Stored records
-------
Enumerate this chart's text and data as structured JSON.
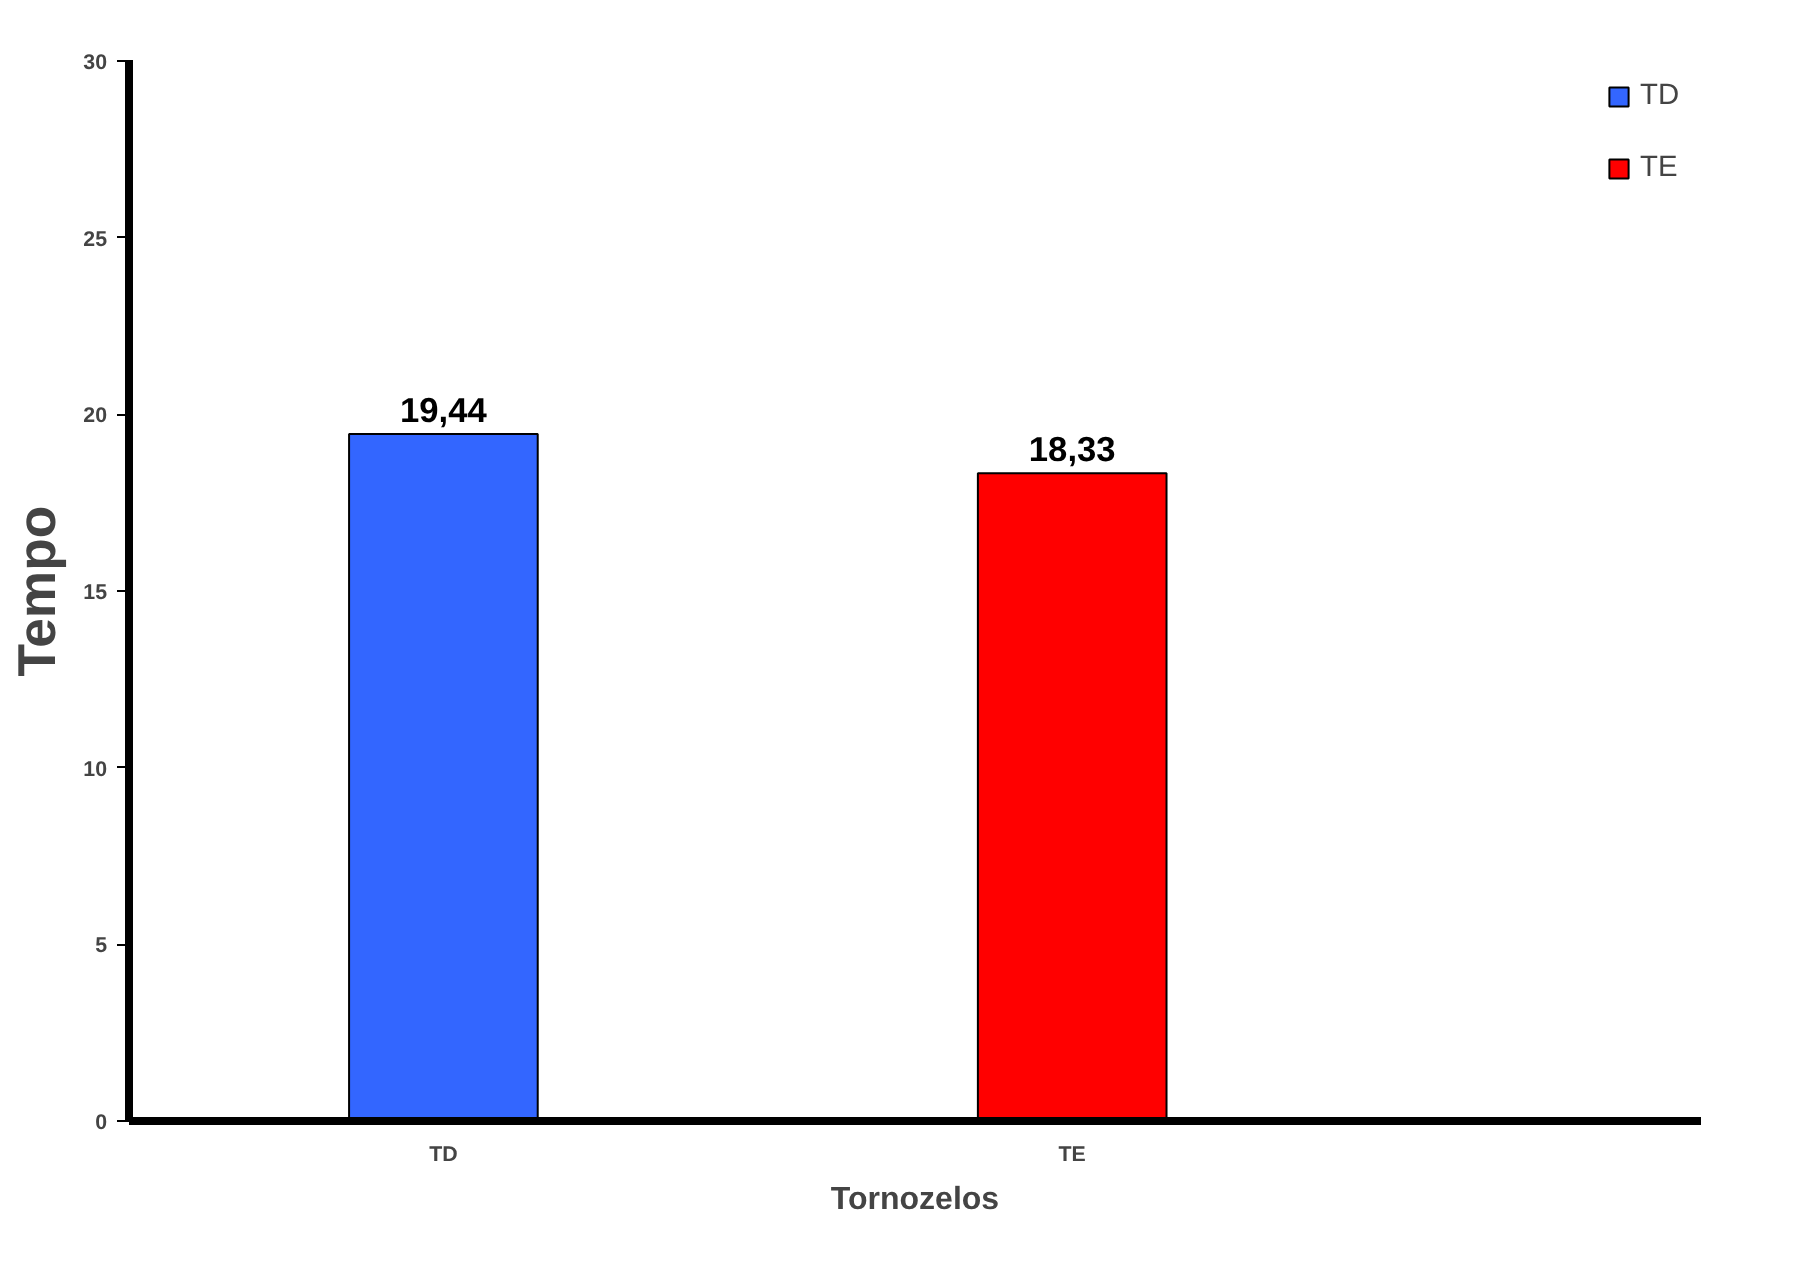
{
  "chart_data": {
    "type": "bar",
    "xlabel": "Tornozelos",
    "ylabel": "Tempo",
    "categories": [
      "TD",
      "TE"
    ],
    "series": [
      {
        "name": "TD",
        "color": "#3366ff",
        "values": [
          19.44,
          null
        ],
        "value_labels": [
          "19,44",
          null
        ]
      },
      {
        "name": "TE",
        "color": "#ff0000",
        "values": [
          null,
          18.33
        ],
        "value_labels": [
          null,
          "18,33"
        ]
      }
    ],
    "ylim": [
      0,
      30
    ],
    "yticks": [
      0,
      5,
      10,
      15,
      20,
      25,
      30
    ],
    "grid": false,
    "legend": "top right"
  }
}
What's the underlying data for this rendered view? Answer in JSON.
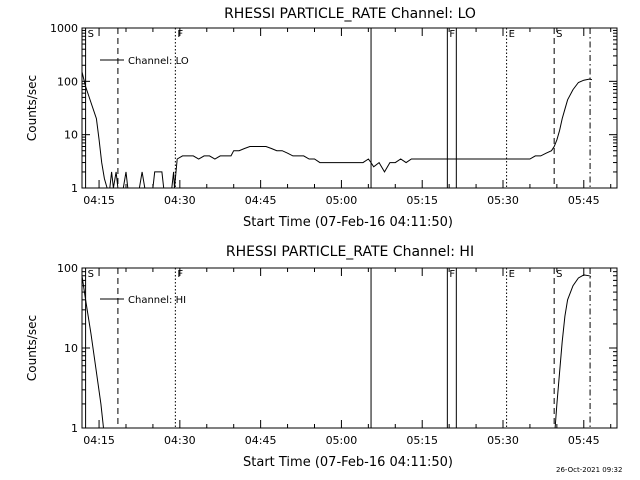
{
  "footer": {
    "timestamp": "26-Oct-2021 09:32"
  },
  "chart_data": [
    {
      "type": "line",
      "title": "RHESSI PARTICLE_RATE Channel: LO",
      "xlabel": "Start Time (07-Feb-16 04:11:50)",
      "ylabel": "Counts/sec",
      "legend": {
        "label": "Channel: LO",
        "placement": "top-left"
      },
      "yscale": "log",
      "xlim": [
        "04:11:50",
        "05:51:10"
      ],
      "ylim": [
        1,
        1000
      ],
      "x_ticks": [
        "04:15",
        "04:30",
        "04:45",
        "05:00",
        "05:15",
        "05:30",
        "05:45"
      ],
      "y_ticks": [
        "1",
        "10",
        "100",
        "1000"
      ],
      "markers": [
        {
          "time": "04:12:30",
          "style": "solid",
          "label": "S"
        },
        {
          "time": "04:18:30",
          "style": "dashed",
          "label": ""
        },
        {
          "time": "04:29:10",
          "style": "dotted",
          "label": "F"
        },
        {
          "time": "05:05:30",
          "style": "solid",
          "label": ""
        },
        {
          "time": "05:19:40",
          "style": "solid",
          "label": "F"
        },
        {
          "time": "05:21:20",
          "style": "solid",
          "label": ""
        },
        {
          "time": "05:30:40",
          "style": "dotted",
          "label": "E"
        },
        {
          "time": "05:39:30",
          "style": "dashed",
          "label": "S"
        },
        {
          "time": "05:46:10",
          "style": "dashdot",
          "label": ""
        }
      ],
      "series": [
        {
          "name": "Channel: LO",
          "points": [
            [
              "04:11:50",
              150
            ],
            [
              "04:12:30",
              80
            ],
            [
              "04:13:30",
              40
            ],
            [
              "04:14:30",
              20
            ],
            [
              "04:15:00",
              8
            ],
            [
              "04:15:30",
              3
            ],
            [
              "04:16:00",
              1.5
            ],
            [
              "04:16:30",
              1
            ],
            [
              "04:17:00",
              1
            ],
            [
              "04:17:20",
              2
            ],
            [
              "04:17:40",
              1
            ],
            [
              "04:18:10",
              2
            ],
            [
              "04:18:30",
              1
            ],
            [
              "04:19:30",
              1
            ],
            [
              "04:20:00",
              2
            ],
            [
              "04:20:20",
              1
            ],
            [
              "04:21:00",
              1
            ],
            [
              "04:22:30",
              1
            ],
            [
              "04:23:00",
              2
            ],
            [
              "04:23:30",
              1
            ],
            [
              "04:25:00",
              1
            ],
            [
              "04:25:20",
              2
            ],
            [
              "04:26:40",
              2
            ],
            [
              "04:27:00",
              1
            ],
            [
              "04:28:30",
              1
            ],
            [
              "04:28:50",
              2
            ],
            [
              "04:29:00",
              1
            ],
            [
              "04:29:30",
              3.5
            ],
            [
              "04:30:30",
              4
            ],
            [
              "04:31:30",
              4
            ],
            [
              "04:32:30",
              4
            ],
            [
              "04:33:30",
              3.5
            ],
            [
              "04:34:30",
              4
            ],
            [
              "04:35:30",
              4
            ],
            [
              "04:36:30",
              3.5
            ],
            [
              "04:37:30",
              4
            ],
            [
              "04:38:30",
              4
            ],
            [
              "04:39:30",
              4
            ],
            [
              "04:40:00",
              5
            ],
            [
              "04:41:00",
              5
            ],
            [
              "04:42:00",
              5.5
            ],
            [
              "04:43:00",
              6
            ],
            [
              "04:44:00",
              6
            ],
            [
              "04:45:00",
              6
            ],
            [
              "04:46:00",
              6
            ],
            [
              "04:47:00",
              5.5
            ],
            [
              "04:48:00",
              5
            ],
            [
              "04:49:00",
              5
            ],
            [
              "04:50:00",
              4.5
            ],
            [
              "04:51:00",
              4
            ],
            [
              "04:52:00",
              4
            ],
            [
              "04:53:00",
              4
            ],
            [
              "04:54:00",
              3.5
            ],
            [
              "04:55:00",
              3.5
            ],
            [
              "04:56:00",
              3
            ],
            [
              "04:57:00",
              3
            ],
            [
              "04:58:00",
              3
            ],
            [
              "04:59:00",
              3
            ],
            [
              "05:00:00",
              3
            ],
            [
              "05:01:00",
              3
            ],
            [
              "05:02:00",
              3
            ],
            [
              "05:03:00",
              3
            ],
            [
              "05:04:00",
              3
            ],
            [
              "05:05:00",
              3.5
            ],
            [
              "05:05:30",
              3
            ],
            [
              "05:06:00",
              2.5
            ],
            [
              "05:07:00",
              3
            ],
            [
              "05:08:00",
              2
            ],
            [
              "05:09:00",
              3
            ],
            [
              "05:10:00",
              3
            ],
            [
              "05:11:00",
              3.5
            ],
            [
              "05:12:00",
              3
            ],
            [
              "05:13:00",
              3.5
            ],
            [
              "05:14:00",
              3.5
            ],
            [
              "05:15:00",
              3.5
            ],
            [
              "05:16:00",
              3.5
            ],
            [
              "05:17:00",
              3.5
            ],
            [
              "05:18:00",
              3.5
            ],
            [
              "05:19:00",
              3.5
            ],
            [
              "05:20:00",
              3.5
            ],
            [
              "05:21:00",
              3.5
            ],
            [
              "05:22:00",
              3.5
            ],
            [
              "05:23:00",
              3.5
            ],
            [
              "05:24:00",
              3.5
            ],
            [
              "05:25:00",
              3.5
            ],
            [
              "05:26:00",
              3.5
            ],
            [
              "05:27:00",
              3.5
            ],
            [
              "05:28:00",
              3.5
            ],
            [
              "05:29:00",
              3.5
            ],
            [
              "05:30:00",
              3.5
            ],
            [
              "05:31:00",
              3.5
            ],
            [
              "05:32:00",
              3.5
            ],
            [
              "05:33:00",
              3.5
            ],
            [
              "05:34:00",
              3.5
            ],
            [
              "05:35:00",
              3.5
            ],
            [
              "05:36:00",
              4
            ],
            [
              "05:37:00",
              4
            ],
            [
              "05:38:00",
              4.5
            ],
            [
              "05:39:00",
              5
            ],
            [
              "05:39:30",
              6
            ],
            [
              "05:40:00",
              8
            ],
            [
              "05:40:30",
              12
            ],
            [
              "05:41:00",
              20
            ],
            [
              "05:41:30",
              30
            ],
            [
              "05:42:00",
              45
            ],
            [
              "05:43:00",
              70
            ],
            [
              "05:44:00",
              95
            ],
            [
              "05:45:00",
              105
            ],
            [
              "05:46:00",
              110
            ],
            [
              "05:46:30",
              108
            ]
          ]
        }
      ]
    },
    {
      "type": "line",
      "title": "RHESSI PARTICLE_RATE Channel: HI",
      "xlabel": "Start Time (07-Feb-16 04:11:50)",
      "ylabel": "Counts/sec",
      "legend": {
        "label": "Channel: HI",
        "placement": "top-left"
      },
      "yscale": "log",
      "xlim": [
        "04:11:50",
        "05:51:10"
      ],
      "ylim": [
        1,
        100
      ],
      "x_ticks": [
        "04:15",
        "04:30",
        "04:45",
        "05:00",
        "05:15",
        "05:30",
        "05:45"
      ],
      "y_ticks": [
        "1",
        "10",
        "100"
      ],
      "markers": [
        {
          "time": "04:12:30",
          "style": "solid",
          "label": "S"
        },
        {
          "time": "04:18:30",
          "style": "dashed",
          "label": ""
        },
        {
          "time": "04:29:10",
          "style": "dotted",
          "label": "F"
        },
        {
          "time": "05:05:30",
          "style": "solid",
          "label": ""
        },
        {
          "time": "05:19:40",
          "style": "solid",
          "label": "F"
        },
        {
          "time": "05:21:20",
          "style": "solid",
          "label": ""
        },
        {
          "time": "05:30:40",
          "style": "dotted",
          "label": "E"
        },
        {
          "time": "05:39:30",
          "style": "dashed",
          "label": "S"
        },
        {
          "time": "05:46:10",
          "style": "dashdot",
          "label": ""
        }
      ],
      "series": [
        {
          "name": "Channel: HI",
          "points": [
            [
              "04:11:50",
              80
            ],
            [
              "04:12:30",
              40
            ],
            [
              "04:13:30",
              15
            ],
            [
              "04:14:30",
              5
            ],
            [
              "04:15:20",
              2
            ],
            [
              "04:15:50",
              1
            ],
            [
              "05:39:40",
              1
            ],
            [
              "05:40:00",
              2
            ],
            [
              "05:40:30",
              5
            ],
            [
              "05:41:00",
              12
            ],
            [
              "05:41:30",
              25
            ],
            [
              "05:42:00",
              40
            ],
            [
              "05:43:00",
              60
            ],
            [
              "05:44:00",
              75
            ],
            [
              "05:45:00",
              82
            ],
            [
              "05:46:00",
              80
            ],
            [
              "05:46:20",
              78
            ]
          ]
        }
      ]
    }
  ]
}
-------
Request
Copy every line of the listing containing the string "RHESSI".

Exercise result
      "title": "RHESSI PARTICLE_RATE Channel: LO",
      "title": "RHESSI PARTICLE_RATE Channel: HI",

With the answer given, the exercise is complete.